Aim: Make an exact copy of all the data.

Supplied information:
— Start —
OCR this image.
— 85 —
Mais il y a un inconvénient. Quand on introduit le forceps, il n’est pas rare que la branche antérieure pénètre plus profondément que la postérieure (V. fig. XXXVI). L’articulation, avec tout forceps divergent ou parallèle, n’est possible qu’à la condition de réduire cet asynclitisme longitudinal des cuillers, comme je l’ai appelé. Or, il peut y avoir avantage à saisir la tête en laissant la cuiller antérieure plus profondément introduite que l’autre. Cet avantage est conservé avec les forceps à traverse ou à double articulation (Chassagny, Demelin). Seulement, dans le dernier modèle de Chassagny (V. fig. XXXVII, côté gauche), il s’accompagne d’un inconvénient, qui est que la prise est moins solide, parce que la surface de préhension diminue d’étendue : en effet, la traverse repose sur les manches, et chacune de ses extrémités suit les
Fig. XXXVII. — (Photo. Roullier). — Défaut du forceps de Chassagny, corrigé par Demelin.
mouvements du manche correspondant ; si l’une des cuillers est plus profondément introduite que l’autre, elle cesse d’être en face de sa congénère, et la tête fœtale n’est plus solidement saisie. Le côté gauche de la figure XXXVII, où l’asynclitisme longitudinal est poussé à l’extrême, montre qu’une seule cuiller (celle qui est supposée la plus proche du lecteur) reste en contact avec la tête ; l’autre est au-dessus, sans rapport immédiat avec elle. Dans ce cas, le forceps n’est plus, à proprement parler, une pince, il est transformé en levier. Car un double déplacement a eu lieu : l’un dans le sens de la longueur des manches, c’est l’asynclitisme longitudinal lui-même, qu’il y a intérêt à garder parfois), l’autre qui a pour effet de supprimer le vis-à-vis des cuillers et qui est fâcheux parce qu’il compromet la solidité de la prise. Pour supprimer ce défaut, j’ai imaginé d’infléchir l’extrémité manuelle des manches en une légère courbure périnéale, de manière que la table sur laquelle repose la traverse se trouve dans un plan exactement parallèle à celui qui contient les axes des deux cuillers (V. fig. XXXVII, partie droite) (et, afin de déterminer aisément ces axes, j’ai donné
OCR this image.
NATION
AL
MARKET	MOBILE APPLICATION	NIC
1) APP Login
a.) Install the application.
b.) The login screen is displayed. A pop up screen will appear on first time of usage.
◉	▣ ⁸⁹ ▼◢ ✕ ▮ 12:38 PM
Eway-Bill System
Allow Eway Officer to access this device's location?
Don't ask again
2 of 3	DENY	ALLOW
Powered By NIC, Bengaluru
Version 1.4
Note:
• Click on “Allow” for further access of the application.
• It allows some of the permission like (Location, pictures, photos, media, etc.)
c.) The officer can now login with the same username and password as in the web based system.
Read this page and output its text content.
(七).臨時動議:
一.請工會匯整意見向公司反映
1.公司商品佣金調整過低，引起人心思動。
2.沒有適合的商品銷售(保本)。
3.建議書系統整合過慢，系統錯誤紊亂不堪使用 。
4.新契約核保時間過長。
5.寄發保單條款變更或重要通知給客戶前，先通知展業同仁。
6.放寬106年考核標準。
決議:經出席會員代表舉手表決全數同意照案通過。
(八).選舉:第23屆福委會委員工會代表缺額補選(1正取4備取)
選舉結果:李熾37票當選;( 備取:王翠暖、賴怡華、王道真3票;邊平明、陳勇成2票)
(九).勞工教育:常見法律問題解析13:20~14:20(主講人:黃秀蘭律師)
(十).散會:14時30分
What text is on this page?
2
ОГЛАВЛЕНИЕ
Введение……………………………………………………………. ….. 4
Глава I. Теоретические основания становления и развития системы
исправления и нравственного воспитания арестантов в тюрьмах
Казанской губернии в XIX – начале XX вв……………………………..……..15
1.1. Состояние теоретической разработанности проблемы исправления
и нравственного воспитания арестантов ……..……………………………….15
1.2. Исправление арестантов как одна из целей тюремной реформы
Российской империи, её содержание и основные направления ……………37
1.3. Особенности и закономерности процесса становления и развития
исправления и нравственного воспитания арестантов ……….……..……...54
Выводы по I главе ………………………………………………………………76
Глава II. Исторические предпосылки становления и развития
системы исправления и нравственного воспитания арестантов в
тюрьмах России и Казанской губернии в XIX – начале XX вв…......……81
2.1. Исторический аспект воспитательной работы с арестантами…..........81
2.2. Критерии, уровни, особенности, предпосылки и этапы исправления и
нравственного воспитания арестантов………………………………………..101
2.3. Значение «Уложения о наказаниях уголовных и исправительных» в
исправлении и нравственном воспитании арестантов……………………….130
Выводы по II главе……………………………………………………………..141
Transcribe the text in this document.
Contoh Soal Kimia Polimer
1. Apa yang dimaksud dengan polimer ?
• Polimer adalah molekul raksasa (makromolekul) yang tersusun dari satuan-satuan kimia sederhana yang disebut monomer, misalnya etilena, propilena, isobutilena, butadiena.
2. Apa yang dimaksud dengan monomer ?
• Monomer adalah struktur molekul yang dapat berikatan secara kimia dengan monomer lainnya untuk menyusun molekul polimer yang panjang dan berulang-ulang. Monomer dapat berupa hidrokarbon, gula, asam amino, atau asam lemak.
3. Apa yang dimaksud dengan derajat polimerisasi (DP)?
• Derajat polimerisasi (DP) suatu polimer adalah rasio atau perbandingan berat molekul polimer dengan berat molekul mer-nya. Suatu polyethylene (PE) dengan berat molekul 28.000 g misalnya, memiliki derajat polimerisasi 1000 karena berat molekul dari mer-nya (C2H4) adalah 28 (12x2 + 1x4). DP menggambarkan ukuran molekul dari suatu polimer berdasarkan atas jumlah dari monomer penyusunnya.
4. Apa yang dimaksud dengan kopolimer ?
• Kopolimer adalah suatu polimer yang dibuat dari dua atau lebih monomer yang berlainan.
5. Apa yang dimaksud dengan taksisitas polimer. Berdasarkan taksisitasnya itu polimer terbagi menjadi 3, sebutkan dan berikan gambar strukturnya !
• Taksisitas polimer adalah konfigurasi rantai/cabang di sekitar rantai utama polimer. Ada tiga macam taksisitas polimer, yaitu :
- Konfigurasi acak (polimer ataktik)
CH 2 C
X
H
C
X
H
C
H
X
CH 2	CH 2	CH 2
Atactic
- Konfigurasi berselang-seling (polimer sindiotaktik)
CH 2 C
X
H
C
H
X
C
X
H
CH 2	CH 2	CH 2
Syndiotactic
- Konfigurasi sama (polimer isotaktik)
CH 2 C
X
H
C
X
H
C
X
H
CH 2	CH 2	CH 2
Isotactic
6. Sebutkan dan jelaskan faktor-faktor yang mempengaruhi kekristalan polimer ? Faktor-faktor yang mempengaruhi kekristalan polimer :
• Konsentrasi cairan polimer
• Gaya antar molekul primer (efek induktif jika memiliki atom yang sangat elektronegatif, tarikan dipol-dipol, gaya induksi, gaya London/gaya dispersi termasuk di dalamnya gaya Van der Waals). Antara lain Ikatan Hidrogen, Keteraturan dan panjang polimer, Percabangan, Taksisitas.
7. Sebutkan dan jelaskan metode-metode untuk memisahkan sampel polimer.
— End —
Answer:
OCR this image.
— 85 —
Mais il y a un inconvénient. Quand on introduit le forceps, il n’est pas rare que la branche antérieure pénètre plus profondément que la postérieure (V. fig. XXXVI). L’articulation, avec tout forceps divergent ou parallèle, n’est possible qu’à la condition de réduire cet asynclitisme longitudinal des cuillers, comme je l’ai appelé. Or, il peut y avoir avantage à saisir la tête en laissant la cuiller antérieure plus profondément introduite que l’autre. Cet avantage est conservé avec les forceps à traverse ou à double articulation (Chassagny, Demelin). Seulement, dans le dernier modèle de Chassagny (V. fig. XXXVII, côté gauche), il s’accompagne d’un inconvénient, qui est que la prise est moins solide, parce que la surface de préhension diminue d’étendue : en effet, la traverse repose sur les manches, et chacune de ses extrémités suit les
Fig. XXXVII. — (Photo. Roullier). — Défaut du forceps de Chassagny, corrigé par Demelin.
mouvements du manche correspondant ; si l’une des cuillers est plus profondément introduite que l’autre, elle cesse d’être en face de sa congénère, et la tête fœtale n’est plus solidement saisie. Le côté gauche de la figure XXXVII, où l’asynclitisme longitudinal est poussé à l’extrême, montre qu’une seule cuiller (celle qui est supposée la plus proche du lecteur) reste en contact avec la tête ; l’autre est au-dessus, sans rapport immédiat avec elle. Dans ce cas, le forceps n’est plus, à proprement parler, une pince, il est transformé en levier. Car un double déplacement a eu lieu : l’un dans le sens de la longueur des manches, c’est l’asynclitisme longitudinal lui-même, qu’il y a intérêt à garder parfois), l’autre qui a pour effet de supprimer le vis-à-vis des cuillers et qui est fâcheux parce qu’il compromet la solidité de la prise. Pour supprimer ce défaut, j’ai imaginé d’infléchir l’extrémité manuelle des manches en une légère courbure périnéale, de manière que la table sur laquelle repose la traverse se trouve dans un plan exactement parallèle à celui qui contient les axes des deux cuillers (V. fig. XXXVII, partie droite) (et, afin de déterminer aisément ces axes, j’ai donné
OCR this image.
NATION
AL
MARKET	MOBILE APPLICATION	NIC
1) APP Login
a.) Install the application.
b.) The login screen is displayed. A pop up screen will appear on first time of usage.
◉	▣ ⁸⁹ ▼◢ ✕ ▮ 12:38 PM
Eway-Bill System
Allow Eway Officer to access this device's location?
Don't ask again
2 of 3	DENY	ALLOW
Powered By NIC, Bengaluru
Version 1.4
Note:
• Click on “Allow” for further access of the application.
• It allows some of the permission like (Location, pictures, photos, media, etc.)
c.) The officer can now login with the same username and password as in the web based system.
Read this page and output its text content.
(七).臨時動議:
一.請工會匯整意見向公司反映
1.公司商品佣金調整過低，引起人心思動。
2.沒有適合的商品銷售(保本)。
3.建議書系統整合過慢，系統錯誤紊亂不堪使用 。
4.新契約核保時間過長。
5.寄發保單條款變更或重要通知給客戶前，先通知展業同仁。
6.放寬106年考核標準。
決議:經出席會員代表舉手表決全數同意照案通過。
(八).選舉:第23屆福委會委員工會代表缺額補選(1正取4備取)
選舉結果:李熾37票當選;( 備取:王翠暖、賴怡華、王道真3票;邊平明、陳勇成2票)
(九).勞工教育:常見法律問題解析13:20~14:20(主講人:黃秀蘭律師)
(十).散會:14時30分
What text is on this page?
2
ОГЛАВЛЕНИЕ
Введение……………………………………………………………. ….. 4
Глава I. Теоретические основания становления и развития системы
исправления и нравственного воспитания арестантов в тюрьмах
Казанской губернии в XIX – начале XX вв……………………………..……..15
1.1. Состояние теоретической разработанности проблемы исправления
и нравственного воспитания арестантов ……..……………………………….15
1.2. Исправление арестантов как одна из целей тюремной реформы
Российской империи, её содержание и основные направления ……………37
1.3. Особенности и закономерности процесса становления и развития
исправления и нравственного воспитания арестантов ……….……..……...54
Выводы по I главе ………………………………………………………………76
Глава II. Исторические предпосылки становления и развития
системы исправления и нравственного воспитания арестантов в
тюрьмах России и Казанской губернии в XIX – начале XX вв…......……81
2.1. Исторический аспект воспитательной работы с арестантами…..........81
2.2. Критерии, уровни, особенности, предпосылки и этапы исправления и
нравственного воспитания арестантов………………………………………..101
2.3. Значение «Уложения о наказаниях уголовных и исправительных» в
исправлении и нравственном воспитании арестантов……………………….130
Выводы по II главе……………………………………………………………..141
Transcribe the text in this document.
Contoh Soal Kimia Polimer
1. Apa yang dimaksud dengan polimer ?
• Polimer adalah molekul raksasa (makromolekul) yang tersusun dari satuan-satuan kimia sederhana yang disebut monomer, misalnya etilena, propilena, isobutilena, butadiena.
2. Apa yang dimaksud dengan monomer ?
• Monomer adalah struktur molekul yang dapat berikatan secara kimia dengan monomer lainnya untuk menyusun molekul polimer yang panjang dan berulang-ulang. Monomer dapat berupa hidrokarbon, gula, asam amino, atau asam lemak.
3. Apa yang dimaksud dengan derajat polimerisasi (DP)?
• Derajat polimerisasi (DP) suatu polimer adalah rasio atau perbandingan berat molekul polimer dengan berat molekul mer-nya. Suatu polyethylene (PE) dengan berat molekul 28.000 g misalnya, memiliki derajat polimerisasi 1000 karena berat molekul dari mer-nya (C2H4) adalah 28 (12x2 + 1x4). DP menggambarkan ukuran molekul dari suatu polimer berdasarkan atas jumlah dari monomer penyusunnya.
4. Apa yang dimaksud dengan kopolimer ?
• Kopolimer adalah suatu polimer yang dibuat dari dua atau lebih monomer yang berlainan.
5. Apa yang dimaksud dengan taksisitas polimer. Berdasarkan taksisitasnya itu polimer terbagi menjadi 3, sebutkan dan berikan gambar strukturnya !
• Taksisitas polimer adalah konfigurasi rantai/cabang di sekitar rantai utama polimer. Ada tiga macam taksisitas polimer, yaitu :
- Konfigurasi acak (polimer ataktik)
CH 2 C
X
H
C
X
H
C
H
X
CH 2	CH 2	CH 2
Atactic
- Konfigurasi berselang-seling (polimer sindiotaktik)
CH 2 C
X
H
C
H
X
C
X
H
CH 2	CH 2	CH 2
Syndiotactic
- Konfigurasi sama (polimer isotaktik)
CH 2 C
X
H
C
X
H
C
X
H
CH 2	CH 2	CH 2
Isotactic
6. Sebutkan dan jelaskan faktor-faktor yang mempengaruhi kekristalan polimer ? Faktor-faktor yang mempengaruhi kekristalan polimer :
• Konsentrasi cairan polimer
• Gaya antar molekul primer (efek induktif jika memiliki atom yang sangat elektronegatif, tarikan dipol-dipol, gaya induksi, gaya London/gaya dispersi termasuk di dalamnya gaya Van der Waals). Antara lain Ikatan Hidrogen, Keteraturan dan panjang polimer, Percabangan, Taksisitas.
7. Sebutkan dan jelaskan metode-metode untuk memisahkan sampel polimer.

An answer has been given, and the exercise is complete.